● TASK GOAL: The records that follow are to be repeated without alteration.

● RECORDS SUPPLIED:

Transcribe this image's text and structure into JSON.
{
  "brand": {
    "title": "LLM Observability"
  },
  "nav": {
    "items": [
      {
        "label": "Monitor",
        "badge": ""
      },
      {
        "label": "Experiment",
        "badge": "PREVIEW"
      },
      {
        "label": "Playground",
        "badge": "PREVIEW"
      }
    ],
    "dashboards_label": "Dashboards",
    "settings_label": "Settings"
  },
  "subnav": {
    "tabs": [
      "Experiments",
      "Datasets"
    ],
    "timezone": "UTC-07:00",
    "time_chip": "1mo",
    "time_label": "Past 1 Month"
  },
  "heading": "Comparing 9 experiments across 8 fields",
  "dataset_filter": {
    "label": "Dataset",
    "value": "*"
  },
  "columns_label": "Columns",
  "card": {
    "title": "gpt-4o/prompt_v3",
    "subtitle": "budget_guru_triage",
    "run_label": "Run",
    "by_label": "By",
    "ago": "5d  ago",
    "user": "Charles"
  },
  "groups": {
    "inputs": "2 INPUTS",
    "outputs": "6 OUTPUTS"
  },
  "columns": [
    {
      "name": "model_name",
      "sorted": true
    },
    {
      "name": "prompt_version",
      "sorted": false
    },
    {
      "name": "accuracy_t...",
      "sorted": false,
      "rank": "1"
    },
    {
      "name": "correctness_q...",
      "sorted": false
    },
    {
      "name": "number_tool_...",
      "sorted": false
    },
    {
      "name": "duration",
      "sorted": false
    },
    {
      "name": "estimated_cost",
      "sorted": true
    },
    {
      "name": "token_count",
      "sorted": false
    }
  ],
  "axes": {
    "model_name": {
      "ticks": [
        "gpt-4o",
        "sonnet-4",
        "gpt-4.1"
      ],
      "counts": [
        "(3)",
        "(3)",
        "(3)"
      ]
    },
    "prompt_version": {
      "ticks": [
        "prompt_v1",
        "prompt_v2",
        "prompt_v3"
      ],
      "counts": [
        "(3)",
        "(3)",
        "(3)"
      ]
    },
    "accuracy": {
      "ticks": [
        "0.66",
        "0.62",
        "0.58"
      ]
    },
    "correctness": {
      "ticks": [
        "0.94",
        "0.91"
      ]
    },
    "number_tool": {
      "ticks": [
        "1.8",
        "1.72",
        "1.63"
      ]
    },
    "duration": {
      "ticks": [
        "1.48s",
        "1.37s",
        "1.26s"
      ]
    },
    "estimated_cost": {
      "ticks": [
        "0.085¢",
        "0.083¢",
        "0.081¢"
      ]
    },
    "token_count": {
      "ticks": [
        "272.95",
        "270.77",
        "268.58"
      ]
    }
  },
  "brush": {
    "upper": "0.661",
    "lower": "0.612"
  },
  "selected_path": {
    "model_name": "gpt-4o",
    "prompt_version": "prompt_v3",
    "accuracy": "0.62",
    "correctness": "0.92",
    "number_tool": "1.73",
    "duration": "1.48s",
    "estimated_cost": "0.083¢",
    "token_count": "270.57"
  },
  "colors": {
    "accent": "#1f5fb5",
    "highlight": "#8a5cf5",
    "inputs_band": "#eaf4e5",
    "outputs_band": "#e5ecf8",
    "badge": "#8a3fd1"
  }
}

● EXERCISE SOLUTION:
Transcribe this image's text and structure into JSON.
{
  "brand": {
    "title": "LLM Observability"
  },
  "nav": {
    "items": [
      {
        "label": "Monitor",
        "badge": ""
      },
      {
        "label": "Experiment",
        "badge": "PREVIEW"
      },
      {
        "label": "Playground",
        "badge": "PREVIEW"
      }
    ],
    "dashboards_label": "Dashboards",
    "settings_label": "Settings"
  },
  "subnav": {
    "tabs": [
      "Experiments",
      "Datasets"
    ],
    "timezone": "UTC-07:00",
    "time_chip": "1mo",
    "time_label": "Past 1 Month"
  },
  "heading": "Comparing 9 experiments across 8 fields",
  "dataset_filter": {
    "label": "Dataset",
    "value": "*"
  },
  "columns_label": "Columns",
  "card": {
    "title": "gpt-4o/prompt_v3",
    "subtitle": "budget_guru_triage",
    "run_label": "Run",
    "by_label": "By",
    "ago": "5d  ago",
    "user": "Charles"
  },
  "groups": {
    "inputs": "2 INPUTS",
    "outputs": "6 OUTPUTS"
  },
  "columns": [
    {
      "name": "model_name",
      "sorted": true
    },
    {
      "name": "prompt_version",
      "sorted": false
    },
    {
      "name": "accuracy_t...",
      "sorted": false,
      "rank": "1"
    },
    {
      "name": "correctness_q...",
      "sorted": false
    },
    {
      "name": "number_tool_...",
      "sorted": false
    },
    {
      "name": "duration",
      "sorted": false
    },
    {
      "name": "estimated_cost",
      "sorted": true
    },
    {
      "name": "token_count",
      "sorted": false
    }
  ],
  "axes": {
    "model_name": {
      "ticks": [
        "gpt-4o",
        "sonnet-4",
        "gpt-4.1"
      ],
      "counts": [
        "(3)",
        "(3)",
        "(3)"
      ]
    },
    "prompt_version": {
      "ticks": [
        "prompt_v1",
        "prompt_v2",
        "prompt_v3"
      ],
      "counts": [
        "(3)",
        "(3)",
        "(3)"
      ]
    },
    "accuracy": {
      "ticks": [
        "0.66",
        "0.62",
        "0.58"
      ]
    },
    "correctness": {
      "ticks": [
        "0.94",
        "0.91"
      ]
    },
    "number_tool": {
      "ticks": [
        "1.8",
        "1.72",
        "1.63"
      ]
    },
    "duration": {
      "ticks": [
        "1.48s",
        "1.37s",
        "1.26s"
      ]
    },
    "estimated_cost": {
      "ticks": [
        "0.085¢",
        "0.083¢",
        "0.081¢"
      ]
    },
    "token_count": {
      "ticks": [
        "272.95",
        "270.77",
        "268.58"
      ]
    }
  },
  "brush": {
    "upper": "0.661",
    "lower": "0.612"
  },
  "selected_path": {
    "model_name": "gpt-4o",
    "prompt_version": "prompt_v3",
    "accuracy": "0.62",
    "correctness": "0.92",
    "number_tool": "1.73",
    "duration": "1.48s",
    "estimated_cost": "0.083¢",
    "token_count": "270.57"
  },
  "colors": {
    "accent": "#1f5fb5",
    "highlight": "#8a5cf5",
    "inputs_band": "#eaf4e5",
    "outputs_band": "#e5ecf8",
    "badge": "#8a3fd1"
  }
}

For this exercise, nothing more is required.